* _Stated exercise_: Give all of the lines again, with nothing added or dropped.

Saved data entries
· · · ·

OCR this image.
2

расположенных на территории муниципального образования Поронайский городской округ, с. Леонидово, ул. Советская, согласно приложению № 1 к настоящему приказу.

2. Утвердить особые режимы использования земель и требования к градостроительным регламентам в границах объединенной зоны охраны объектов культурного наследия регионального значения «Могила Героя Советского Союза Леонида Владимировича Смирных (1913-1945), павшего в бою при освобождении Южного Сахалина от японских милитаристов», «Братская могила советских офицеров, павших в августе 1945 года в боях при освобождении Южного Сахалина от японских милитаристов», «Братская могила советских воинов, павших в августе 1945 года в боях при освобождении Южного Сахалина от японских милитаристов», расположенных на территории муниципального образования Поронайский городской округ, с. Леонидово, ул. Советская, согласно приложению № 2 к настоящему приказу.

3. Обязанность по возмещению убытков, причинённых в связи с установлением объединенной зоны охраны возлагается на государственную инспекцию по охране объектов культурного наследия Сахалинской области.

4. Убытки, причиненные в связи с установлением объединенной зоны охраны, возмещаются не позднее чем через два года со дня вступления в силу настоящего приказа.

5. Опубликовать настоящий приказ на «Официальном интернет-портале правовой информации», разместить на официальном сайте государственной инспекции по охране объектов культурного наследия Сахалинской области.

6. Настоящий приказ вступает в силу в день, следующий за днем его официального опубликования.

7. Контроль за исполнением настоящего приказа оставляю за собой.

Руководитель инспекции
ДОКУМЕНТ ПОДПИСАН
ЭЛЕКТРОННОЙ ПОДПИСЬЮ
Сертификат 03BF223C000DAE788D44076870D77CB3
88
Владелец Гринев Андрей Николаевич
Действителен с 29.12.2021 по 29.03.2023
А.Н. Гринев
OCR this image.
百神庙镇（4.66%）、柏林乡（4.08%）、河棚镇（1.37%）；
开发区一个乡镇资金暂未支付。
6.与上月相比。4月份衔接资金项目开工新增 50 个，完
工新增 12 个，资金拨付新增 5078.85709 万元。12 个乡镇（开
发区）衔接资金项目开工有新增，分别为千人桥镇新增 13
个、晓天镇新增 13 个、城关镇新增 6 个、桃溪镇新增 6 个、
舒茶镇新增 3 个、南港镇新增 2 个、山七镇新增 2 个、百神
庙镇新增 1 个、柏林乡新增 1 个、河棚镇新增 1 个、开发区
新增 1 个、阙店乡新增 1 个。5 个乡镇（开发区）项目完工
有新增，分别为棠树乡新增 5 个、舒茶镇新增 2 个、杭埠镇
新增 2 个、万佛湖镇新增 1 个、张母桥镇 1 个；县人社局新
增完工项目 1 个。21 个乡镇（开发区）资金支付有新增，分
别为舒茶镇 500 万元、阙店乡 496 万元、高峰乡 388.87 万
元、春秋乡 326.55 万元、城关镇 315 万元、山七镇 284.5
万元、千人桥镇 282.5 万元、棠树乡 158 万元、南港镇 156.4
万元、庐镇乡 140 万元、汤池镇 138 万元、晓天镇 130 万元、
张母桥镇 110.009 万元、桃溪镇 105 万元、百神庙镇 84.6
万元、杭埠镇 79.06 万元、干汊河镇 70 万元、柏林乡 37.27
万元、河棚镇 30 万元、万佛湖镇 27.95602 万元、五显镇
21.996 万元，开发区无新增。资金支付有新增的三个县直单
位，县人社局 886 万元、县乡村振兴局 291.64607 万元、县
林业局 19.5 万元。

· · · ·

* _Output of the exercise_:
OCR this image.
2

расположенных на территории муниципального образования Поронайский городской округ, с. Леонидово, ул. Советская, согласно приложению № 1 к настоящему приказу.

2. Утвердить особые режимы использования земель и требования к градостроительным регламентам в границах объединенной зоны охраны объектов культурного наследия регионального значения «Могила Героя Советского Союза Леонида Владимировича Смирных (1913-1945), павшего в бою при освобождении Южного Сахалина от японских милитаристов», «Братская могила советских офицеров, павших в августе 1945 года в боях при освобождении Южного Сахалина от японских милитаристов», «Братская могила советских воинов, павших в августе 1945 года в боях при освобождении Южного Сахалина от японских милитаристов», расположенных на территории муниципального образования Поронайский городской округ, с. Леонидово, ул. Советская, согласно приложению № 2 к настоящему приказу.

3. Обязанность по возмещению убытков, причинённых в связи с установлением объединенной зоны охраны возлагается на государственную инспекцию по охране объектов культурного наследия Сахалинской области.

4. Убытки, причиненные в связи с установлением объединенной зоны охраны, возмещаются не позднее чем через два года со дня вступления в силу настоящего приказа.

5. Опубликовать настоящий приказ на «Официальном интернет-портале правовой информации», разместить на официальном сайте государственной инспекции по охране объектов культурного наследия Сахалинской области.

6. Настоящий приказ вступает в силу в день, следующий за днем его официального опубликования.

7. Контроль за исполнением настоящего приказа оставляю за собой.

Руководитель инспекции
ДОКУМЕНТ ПОДПИСАН
ЭЛЕКТРОННОЙ ПОДПИСЬЮ
Сертификат 03BF223C000DAE788D44076870D77CB3
88
Владелец Гринев Андрей Николаевич
Действителен с 29.12.2021 по 29.03.2023
А.Н. Гринев
OCR this image.
百神庙镇（4.66%）、柏林乡（4.08%）、河棚镇（1.37%）；
开发区一个乡镇资金暂未支付。
6.与上月相比。4月份衔接资金项目开工新增 50 个，完
工新增 12 个，资金拨付新增 5078.85709 万元。12 个乡镇（开
发区）衔接资金项目开工有新增，分别为千人桥镇新增 13
个、晓天镇新增 13 个、城关镇新增 6 个、桃溪镇新增 6 个、
舒茶镇新增 3 个、南港镇新增 2 个、山七镇新增 2 个、百神
庙镇新增 1 个、柏林乡新增 1 个、河棚镇新增 1 个、开发区
新增 1 个、阙店乡新增 1 个。5 个乡镇（开发区）项目完工
有新增，分别为棠树乡新增 5 个、舒茶镇新增 2 个、杭埠镇
新增 2 个、万佛湖镇新增 1 个、张母桥镇 1 个；县人社局新
增完工项目 1 个。21 个乡镇（开发区）资金支付有新增，分
别为舒茶镇 500 万元、阙店乡 496 万元、高峰乡 388.87 万
元、春秋乡 326.55 万元、城关镇 315 万元、山七镇 284.5
万元、千人桥镇 282.5 万元、棠树乡 158 万元、南港镇 156.4
万元、庐镇乡 140 万元、汤池镇 138 万元、晓天镇 130 万元、
张母桥镇 110.009 万元、桃溪镇 105 万元、百神庙镇 84.6
万元、杭埠镇 79.06 万元、干汊河镇 70 万元、柏林乡 37.27
万元、河棚镇 30 万元、万佛湖镇 27.95602 万元、五显镇
21.996 万元，开发区无新增。资金支付有新增的三个县直单
位，县人社局 886 万元、县乡村振兴局 291.64607 万元、县
林业局 19.5 万元。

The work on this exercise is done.